___ Records to process ___

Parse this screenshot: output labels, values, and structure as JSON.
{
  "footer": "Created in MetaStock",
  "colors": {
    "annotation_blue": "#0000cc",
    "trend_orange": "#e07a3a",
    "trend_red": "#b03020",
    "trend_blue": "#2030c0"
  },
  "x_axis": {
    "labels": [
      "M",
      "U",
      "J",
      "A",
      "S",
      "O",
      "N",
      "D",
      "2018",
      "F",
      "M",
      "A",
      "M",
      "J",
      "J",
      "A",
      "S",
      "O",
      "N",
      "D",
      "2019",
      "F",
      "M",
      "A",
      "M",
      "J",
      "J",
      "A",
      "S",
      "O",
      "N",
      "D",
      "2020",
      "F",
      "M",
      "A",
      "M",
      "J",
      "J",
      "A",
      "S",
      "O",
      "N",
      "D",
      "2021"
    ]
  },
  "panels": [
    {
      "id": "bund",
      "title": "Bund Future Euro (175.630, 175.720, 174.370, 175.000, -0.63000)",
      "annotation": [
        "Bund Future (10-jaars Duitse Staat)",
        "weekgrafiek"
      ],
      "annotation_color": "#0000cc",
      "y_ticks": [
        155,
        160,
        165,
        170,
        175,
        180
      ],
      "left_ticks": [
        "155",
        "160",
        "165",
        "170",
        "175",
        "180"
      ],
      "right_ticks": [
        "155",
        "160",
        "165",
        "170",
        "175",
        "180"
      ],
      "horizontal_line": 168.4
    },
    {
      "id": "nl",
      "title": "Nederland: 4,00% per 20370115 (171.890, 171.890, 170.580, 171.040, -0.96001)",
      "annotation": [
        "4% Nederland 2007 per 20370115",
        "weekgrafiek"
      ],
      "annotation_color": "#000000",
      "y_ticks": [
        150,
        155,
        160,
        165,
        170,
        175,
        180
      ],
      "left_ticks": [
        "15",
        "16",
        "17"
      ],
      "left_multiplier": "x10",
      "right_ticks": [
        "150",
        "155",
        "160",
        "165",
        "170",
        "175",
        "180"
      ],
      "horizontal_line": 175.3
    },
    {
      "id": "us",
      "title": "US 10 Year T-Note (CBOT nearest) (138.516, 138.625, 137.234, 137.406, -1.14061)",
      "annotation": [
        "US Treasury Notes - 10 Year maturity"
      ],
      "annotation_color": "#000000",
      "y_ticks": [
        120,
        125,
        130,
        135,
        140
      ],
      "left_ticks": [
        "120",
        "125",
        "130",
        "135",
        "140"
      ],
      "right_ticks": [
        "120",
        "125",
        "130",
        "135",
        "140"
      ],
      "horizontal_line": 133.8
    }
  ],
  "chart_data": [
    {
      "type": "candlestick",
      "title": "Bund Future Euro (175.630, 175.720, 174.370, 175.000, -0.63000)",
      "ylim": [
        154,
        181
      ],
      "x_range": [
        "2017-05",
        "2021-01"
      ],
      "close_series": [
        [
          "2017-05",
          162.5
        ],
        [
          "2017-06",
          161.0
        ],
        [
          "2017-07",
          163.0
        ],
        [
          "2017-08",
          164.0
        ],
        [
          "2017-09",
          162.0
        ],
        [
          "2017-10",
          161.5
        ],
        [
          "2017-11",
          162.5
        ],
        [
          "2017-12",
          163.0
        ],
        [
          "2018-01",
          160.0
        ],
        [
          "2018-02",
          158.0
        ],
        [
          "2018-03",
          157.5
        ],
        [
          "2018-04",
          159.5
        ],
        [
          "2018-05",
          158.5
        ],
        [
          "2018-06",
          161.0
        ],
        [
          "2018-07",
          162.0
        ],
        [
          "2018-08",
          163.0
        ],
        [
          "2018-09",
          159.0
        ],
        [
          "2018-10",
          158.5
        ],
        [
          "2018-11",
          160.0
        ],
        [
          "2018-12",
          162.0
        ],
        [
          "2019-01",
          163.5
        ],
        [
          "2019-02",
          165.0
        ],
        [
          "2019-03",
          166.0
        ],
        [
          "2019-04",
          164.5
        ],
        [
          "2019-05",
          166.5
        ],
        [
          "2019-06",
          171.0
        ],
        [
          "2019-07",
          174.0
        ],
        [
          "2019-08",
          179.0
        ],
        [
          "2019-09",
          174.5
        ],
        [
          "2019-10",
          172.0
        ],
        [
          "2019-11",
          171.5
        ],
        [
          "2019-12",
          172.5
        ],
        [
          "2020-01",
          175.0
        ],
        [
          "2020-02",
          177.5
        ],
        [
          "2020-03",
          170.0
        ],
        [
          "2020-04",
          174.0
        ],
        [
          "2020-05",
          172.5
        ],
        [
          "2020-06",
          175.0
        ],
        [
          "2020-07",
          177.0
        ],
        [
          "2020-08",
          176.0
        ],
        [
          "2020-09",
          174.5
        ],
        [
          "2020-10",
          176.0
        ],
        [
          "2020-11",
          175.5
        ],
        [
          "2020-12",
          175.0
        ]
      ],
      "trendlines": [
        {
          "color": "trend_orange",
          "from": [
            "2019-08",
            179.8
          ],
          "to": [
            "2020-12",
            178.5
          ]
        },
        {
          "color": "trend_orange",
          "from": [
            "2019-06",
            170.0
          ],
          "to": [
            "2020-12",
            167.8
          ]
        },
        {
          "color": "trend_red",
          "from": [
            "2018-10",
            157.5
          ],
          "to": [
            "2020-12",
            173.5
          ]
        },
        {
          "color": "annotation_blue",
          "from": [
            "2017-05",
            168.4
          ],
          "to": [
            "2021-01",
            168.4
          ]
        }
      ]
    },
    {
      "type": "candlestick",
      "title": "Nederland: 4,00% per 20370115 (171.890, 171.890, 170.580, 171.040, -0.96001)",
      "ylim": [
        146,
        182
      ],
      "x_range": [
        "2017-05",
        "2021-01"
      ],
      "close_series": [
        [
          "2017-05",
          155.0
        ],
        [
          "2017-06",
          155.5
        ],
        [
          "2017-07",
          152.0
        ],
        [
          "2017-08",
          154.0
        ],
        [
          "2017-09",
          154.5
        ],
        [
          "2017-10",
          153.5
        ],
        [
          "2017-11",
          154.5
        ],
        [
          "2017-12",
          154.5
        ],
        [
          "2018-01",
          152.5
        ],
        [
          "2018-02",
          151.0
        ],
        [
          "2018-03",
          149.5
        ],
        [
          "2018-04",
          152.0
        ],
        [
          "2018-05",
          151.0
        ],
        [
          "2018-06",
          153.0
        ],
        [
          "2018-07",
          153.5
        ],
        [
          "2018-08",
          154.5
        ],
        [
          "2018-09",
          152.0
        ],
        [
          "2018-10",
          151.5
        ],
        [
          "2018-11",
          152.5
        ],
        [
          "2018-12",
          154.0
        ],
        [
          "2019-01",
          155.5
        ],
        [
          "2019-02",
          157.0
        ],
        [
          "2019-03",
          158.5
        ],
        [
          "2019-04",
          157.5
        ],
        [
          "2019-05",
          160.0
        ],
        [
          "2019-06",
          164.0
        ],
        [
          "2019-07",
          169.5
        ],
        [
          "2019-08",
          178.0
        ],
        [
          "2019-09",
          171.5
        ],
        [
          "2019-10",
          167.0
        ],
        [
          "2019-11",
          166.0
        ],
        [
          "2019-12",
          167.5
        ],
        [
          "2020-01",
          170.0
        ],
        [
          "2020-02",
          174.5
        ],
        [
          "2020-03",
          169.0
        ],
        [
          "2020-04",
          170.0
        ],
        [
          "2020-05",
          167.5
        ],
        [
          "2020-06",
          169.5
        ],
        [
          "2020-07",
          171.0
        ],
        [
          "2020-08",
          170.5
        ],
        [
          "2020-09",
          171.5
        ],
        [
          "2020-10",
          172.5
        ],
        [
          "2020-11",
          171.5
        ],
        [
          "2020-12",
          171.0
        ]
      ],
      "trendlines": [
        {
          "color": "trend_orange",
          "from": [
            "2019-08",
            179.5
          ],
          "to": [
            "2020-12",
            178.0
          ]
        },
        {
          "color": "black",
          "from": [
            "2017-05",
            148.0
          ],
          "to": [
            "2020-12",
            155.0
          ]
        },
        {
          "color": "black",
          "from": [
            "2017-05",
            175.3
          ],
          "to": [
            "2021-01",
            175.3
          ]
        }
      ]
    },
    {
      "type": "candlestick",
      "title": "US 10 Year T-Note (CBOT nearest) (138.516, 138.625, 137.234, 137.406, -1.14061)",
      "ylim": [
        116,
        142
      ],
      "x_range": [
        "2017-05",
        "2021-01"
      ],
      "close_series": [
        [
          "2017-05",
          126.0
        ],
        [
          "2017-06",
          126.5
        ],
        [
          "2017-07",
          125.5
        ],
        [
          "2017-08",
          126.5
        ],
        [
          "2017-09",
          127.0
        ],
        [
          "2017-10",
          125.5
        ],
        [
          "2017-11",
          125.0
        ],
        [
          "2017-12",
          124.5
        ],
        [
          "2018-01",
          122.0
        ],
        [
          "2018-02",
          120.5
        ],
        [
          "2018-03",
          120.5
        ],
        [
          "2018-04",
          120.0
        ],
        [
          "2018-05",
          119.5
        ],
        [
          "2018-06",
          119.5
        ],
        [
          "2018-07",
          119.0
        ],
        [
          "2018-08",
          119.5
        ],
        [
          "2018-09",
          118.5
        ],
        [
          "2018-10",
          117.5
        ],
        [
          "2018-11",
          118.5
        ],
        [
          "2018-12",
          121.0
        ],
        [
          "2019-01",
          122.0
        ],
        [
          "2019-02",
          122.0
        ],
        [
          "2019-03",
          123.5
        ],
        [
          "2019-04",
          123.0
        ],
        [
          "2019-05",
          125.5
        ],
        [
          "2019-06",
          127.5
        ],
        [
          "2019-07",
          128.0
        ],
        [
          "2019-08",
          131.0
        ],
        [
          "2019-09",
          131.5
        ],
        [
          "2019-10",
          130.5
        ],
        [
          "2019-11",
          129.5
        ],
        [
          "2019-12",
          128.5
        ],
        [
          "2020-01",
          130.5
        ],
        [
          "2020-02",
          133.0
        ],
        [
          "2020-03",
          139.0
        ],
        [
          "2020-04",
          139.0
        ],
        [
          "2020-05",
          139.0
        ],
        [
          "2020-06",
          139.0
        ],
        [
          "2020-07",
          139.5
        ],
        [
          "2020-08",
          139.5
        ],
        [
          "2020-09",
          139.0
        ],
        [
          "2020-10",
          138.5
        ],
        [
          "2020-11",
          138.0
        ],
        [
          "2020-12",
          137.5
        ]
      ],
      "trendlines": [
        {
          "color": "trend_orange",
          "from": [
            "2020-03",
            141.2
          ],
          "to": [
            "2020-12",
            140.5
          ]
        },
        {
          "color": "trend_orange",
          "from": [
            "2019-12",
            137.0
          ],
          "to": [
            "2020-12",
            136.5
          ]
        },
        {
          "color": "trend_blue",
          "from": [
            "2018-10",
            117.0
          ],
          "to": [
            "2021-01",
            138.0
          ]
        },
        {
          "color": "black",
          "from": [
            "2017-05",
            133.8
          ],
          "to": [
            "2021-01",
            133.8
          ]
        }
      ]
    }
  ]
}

___

_What you will do:_
Of the lines above, copy each that contains "labels".

_Worked answer:_
Parse this screenshot: output labels, values, and structure as JSON.
    "labels": [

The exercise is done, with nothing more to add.